**Problem requirements**
Reproduce all the entries exactly and keep the pictures out.

**Data entries**
------------------------
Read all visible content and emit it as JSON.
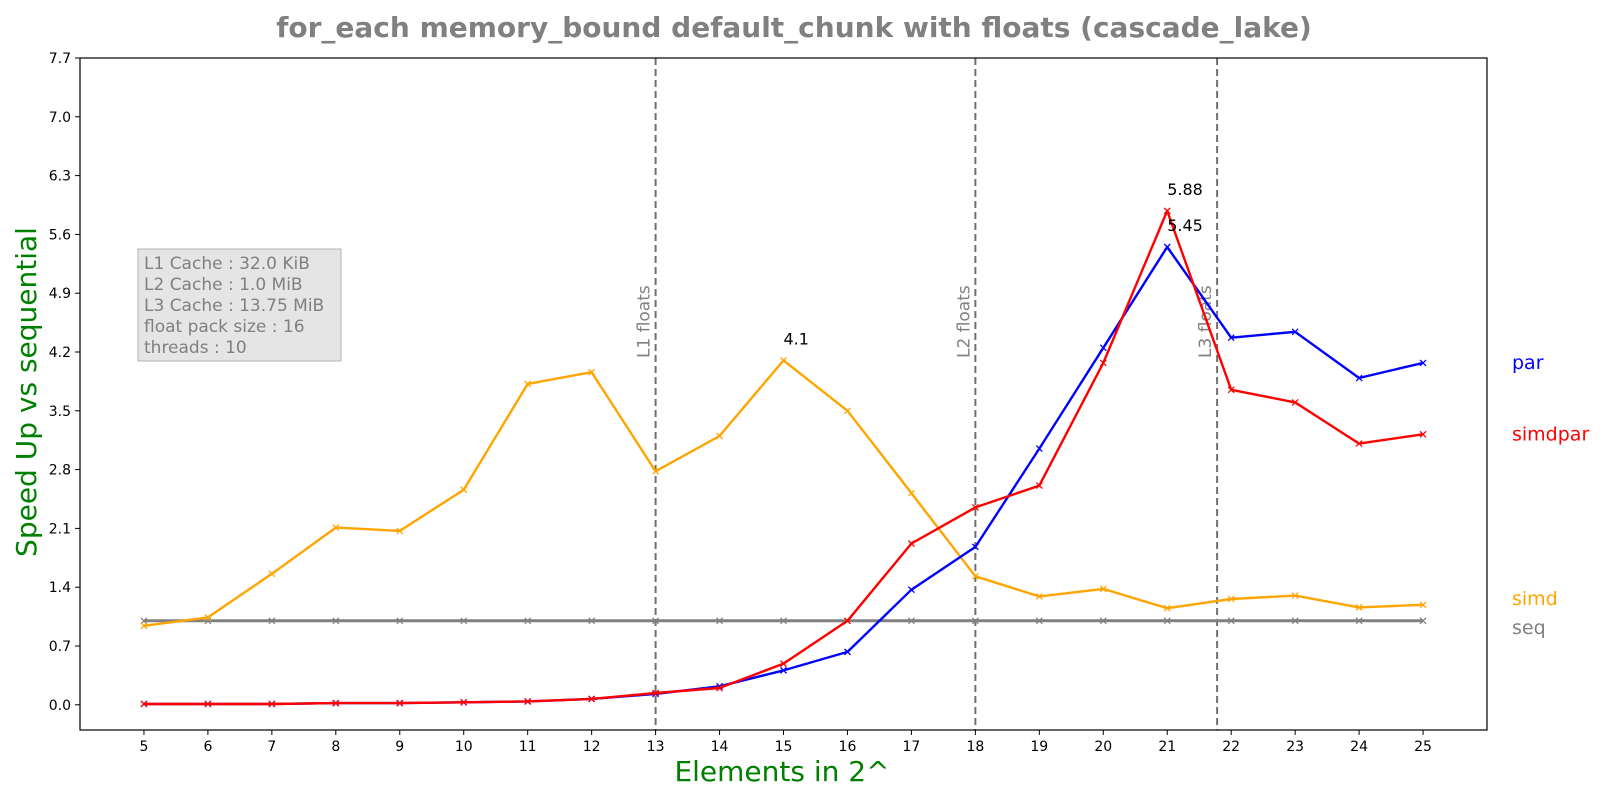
{
  "chart_data": {
    "type": "line",
    "title": "for_each memory_bound default_chunk with floats  (cascade_lake)",
    "xlabel": "Elements in 2^",
    "ylabel": "Speed Up vs sequential",
    "x": [
      5,
      6,
      7,
      8,
      9,
      10,
      11,
      12,
      13,
      14,
      15,
      16,
      17,
      18,
      19,
      20,
      21,
      22,
      23,
      24,
      25
    ],
    "xlim": [
      4,
      26
    ],
    "ylim": [
      -0.3,
      7.7
    ],
    "yticks": [
      "0.0",
      "0.7",
      "1.4",
      "2.1",
      "2.8",
      "3.5",
      "4.2",
      "4.9",
      "5.6",
      "6.3",
      "7.0",
      "7.7"
    ],
    "grid": false,
    "series": [
      {
        "name": "seq",
        "color": "#808080",
        "values": [
          1.0,
          1.0,
          1.0,
          1.0,
          1.0,
          1.0,
          1.0,
          1.0,
          1.0,
          1.0,
          1.0,
          1.0,
          1.0,
          1.0,
          1.0,
          1.0,
          1.0,
          1.0,
          1.0,
          1.0,
          1.0
        ]
      },
      {
        "name": "simd",
        "color": "#FFA500",
        "values": [
          0.94,
          1.04,
          1.56,
          2.11,
          2.07,
          2.56,
          3.82,
          3.96,
          2.78,
          3.2,
          4.1,
          3.5,
          2.52,
          1.53,
          1.29,
          1.38,
          1.15,
          1.26,
          1.3,
          1.16,
          1.19
        ]
      },
      {
        "name": "par",
        "color": "#0000FF",
        "values": [
          0.01,
          0.01,
          0.01,
          0.02,
          0.02,
          0.03,
          0.04,
          0.07,
          0.13,
          0.22,
          0.41,
          0.63,
          1.37,
          1.88,
          3.05,
          4.25,
          5.45,
          4.37,
          4.44,
          3.89,
          4.07
        ]
      },
      {
        "name": "simdpar",
        "color": "#FF0000",
        "values": [
          0.01,
          0.01,
          0.01,
          0.02,
          0.02,
          0.03,
          0.04,
          0.07,
          0.14,
          0.2,
          0.49,
          1.0,
          1.92,
          2.35,
          2.61,
          4.07,
          5.88,
          3.75,
          3.6,
          3.11,
          3.22
        ]
      }
    ],
    "vlines": [
      {
        "x": 13,
        "label": "L1 floats"
      },
      {
        "x": 18,
        "label": "L2 floats"
      },
      {
        "x": 21.78,
        "label": "L3 floats"
      }
    ],
    "annotations": [
      {
        "x": 15,
        "y": 4.1,
        "text": "4.1"
      },
      {
        "x": 21,
        "y": 5.88,
        "text": "5.88"
      },
      {
        "x": 21,
        "y": 5.45,
        "text": "5.45"
      }
    ],
    "info_box": [
      "L1 Cache : 32.0 KiB",
      "L2 Cache : 1.0 MiB",
      "L3 Cache : 13.75 MiB",
      "float pack size : 16",
      "threads : 10"
    ]
  }
}
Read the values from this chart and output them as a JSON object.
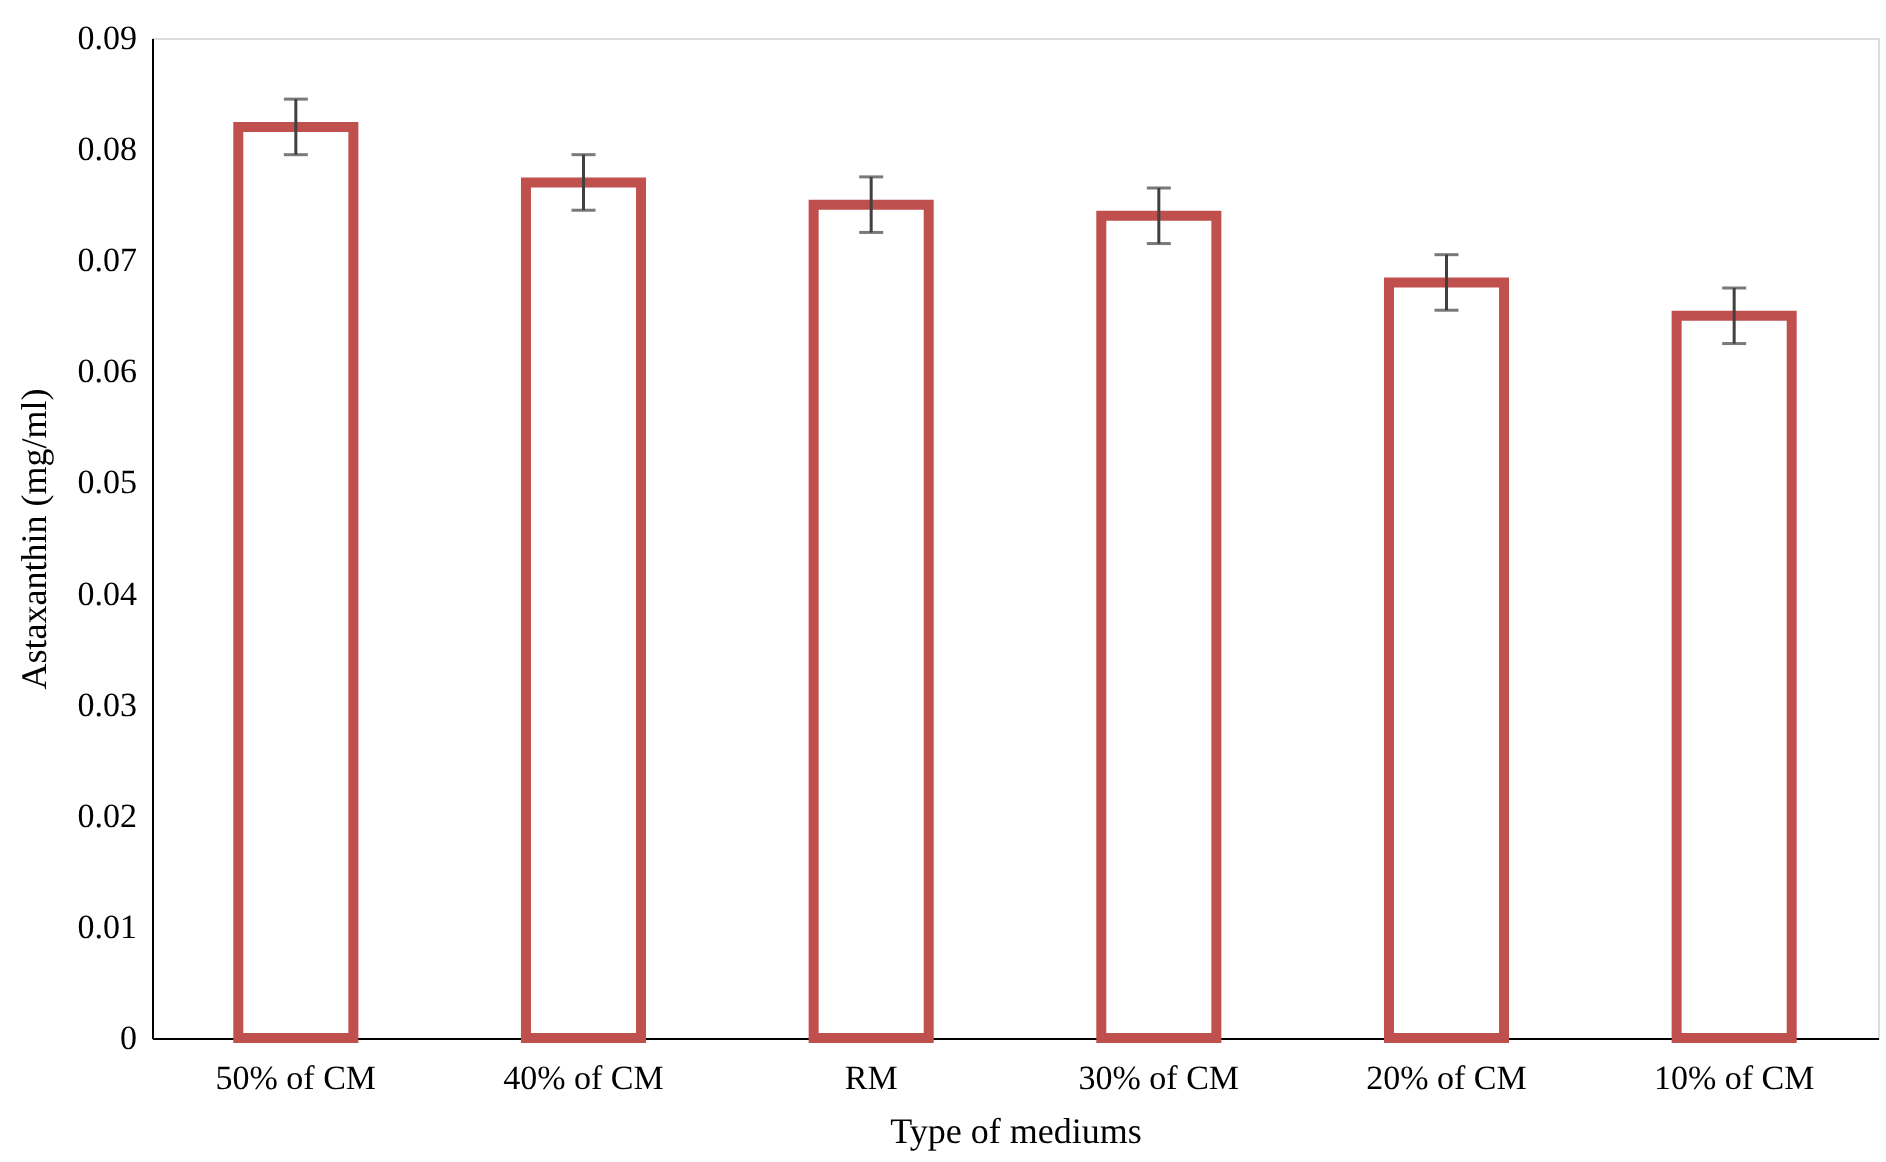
{
  "chart_data": {
    "type": "bar",
    "xlabel": "Type of mediums",
    "ylabel": "Astaxanthin (mg/ml)",
    "categories": [
      "50% of CM",
      "40% of CM",
      "RM",
      "30% of CM",
      "20% of CM",
      "10% of CM"
    ],
    "values": [
      0.082,
      0.077,
      0.075,
      0.074,
      0.068,
      0.065
    ],
    "colors": [
      "#c0504d",
      "#c0504d",
      "#c0504d",
      "#c0504d",
      "#c0504d",
      "#c0504d"
    ],
    "errors": [
      0.0025,
      0.0025,
      0.0025,
      0.0025,
      0.0025,
      0.0025
    ],
    "ylim": [
      0,
      0.09
    ],
    "yticks": [
      0,
      0.01,
      0.02,
      0.03,
      0.04,
      0.05,
      0.06,
      0.07,
      0.08,
      0.09
    ],
    "grid": false,
    "legend": false
  }
}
------------------------
**Solution to this problem**
Read all visible content and emit it as JSON.
{
  "chart_data": {
    "type": "line",
    "title": "for_each memory_bound default_chunk with floats  (cascade_lake)",
    "xlabel": "Elements in 2^",
    "ylabel": "Speed Up vs sequential",
    "x": [
      5,
      6,
      7,
      8,
      9,
      10,
      11,
      12,
      13,
      14,
      15,
      16,
      17,
      18,
      19,
      20,
      21,
      22,
      23,
      24,
      25
    ],
    "xlim": [
      4,
      26
    ],
    "ylim": [
      -0.3,
      7.7
    ],
    "yticks": [
      "0.0",
      "0.7",
      "1.4",
      "2.1",
      "2.8",
      "3.5",
      "4.2",
      "4.9",
      "5.6",
      "6.3",
      "7.0",
      "7.7"
    ],
    "grid": false,
    "series": [
      {
        "name": "seq",
        "color": "#808080",
        "values": [
          1.0,
          1.0,
          1.0,
          1.0,
          1.0,
          1.0,
          1.0,
          1.0,
          1.0,
          1.0,
          1.0,
          1.0,
          1.0,
          1.0,
          1.0,
          1.0,
          1.0,
          1.0,
          1.0,
          1.0,
          1.0
        ]
      },
      {
        "name": "simd",
        "color": "#FFA500",
        "values": [
          0.94,
          1.04,
          1.56,
          2.11,
          2.07,
          2.56,
          3.82,
          3.96,
          2.78,
          3.2,
          4.1,
          3.5,
          2.52,
          1.53,
          1.29,
          1.38,
          1.15,
          1.26,
          1.3,
          1.16,
          1.19
        ]
      },
      {
        "name": "par",
        "color": "#0000FF",
        "values": [
          0.01,
          0.01,
          0.01,
          0.02,
          0.02,
          0.03,
          0.04,
          0.07,
          0.13,
          0.22,
          0.41,
          0.63,
          1.37,
          1.88,
          3.05,
          4.25,
          5.45,
          4.37,
          4.44,
          3.89,
          4.07
        ]
      },
      {
        "name": "simdpar",
        "color": "#FF0000",
        "values": [
          0.01,
          0.01,
          0.01,
          0.02,
          0.02,
          0.03,
          0.04,
          0.07,
          0.14,
          0.2,
          0.49,
          1.0,
          1.92,
          2.35,
          2.61,
          4.07,
          5.88,
          3.75,
          3.6,
          3.11,
          3.22
        ]
      }
    ],
    "vlines": [
      {
        "x": 13,
        "label": "L1 floats"
      },
      {
        "x": 18,
        "label": "L2 floats"
      },
      {
        "x": 21.78,
        "label": "L3 floats"
      }
    ],
    "annotations": [
      {
        "x": 15,
        "y": 4.1,
        "text": "4.1"
      },
      {
        "x": 21,
        "y": 5.88,
        "text": "5.88"
      },
      {
        "x": 21,
        "y": 5.45,
        "text": "5.45"
      }
    ],
    "info_box": [
      "L1 Cache : 32.0 KiB",
      "L2 Cache : 1.0 MiB",
      "L3 Cache : 13.75 MiB",
      "float pack size : 16",
      "threads : 10"
    ]
  }
}
Read the values from this chart and output them as a JSON object.
{
  "chart_data": {
    "type": "bar",
    "xlabel": "Type of mediums",
    "ylabel": "Astaxanthin (mg/ml)",
    "categories": [
      "50% of CM",
      "40% of CM",
      "RM",
      "30% of CM",
      "20% of CM",
      "10% of CM"
    ],
    "values": [
      0.082,
      0.077,
      0.075,
      0.074,
      0.068,
      0.065
    ],
    "colors": [
      "#c0504d",
      "#c0504d",
      "#c0504d",
      "#c0504d",
      "#c0504d",
      "#c0504d"
    ],
    "errors": [
      0.0025,
      0.0025,
      0.0025,
      0.0025,
      0.0025,
      0.0025
    ],
    "ylim": [
      0,
      0.09
    ],
    "yticks": [
      0,
      0.01,
      0.02,
      0.03,
      0.04,
      0.05,
      0.06,
      0.07,
      0.08,
      0.09
    ],
    "grid": false,
    "legend": false
  }
}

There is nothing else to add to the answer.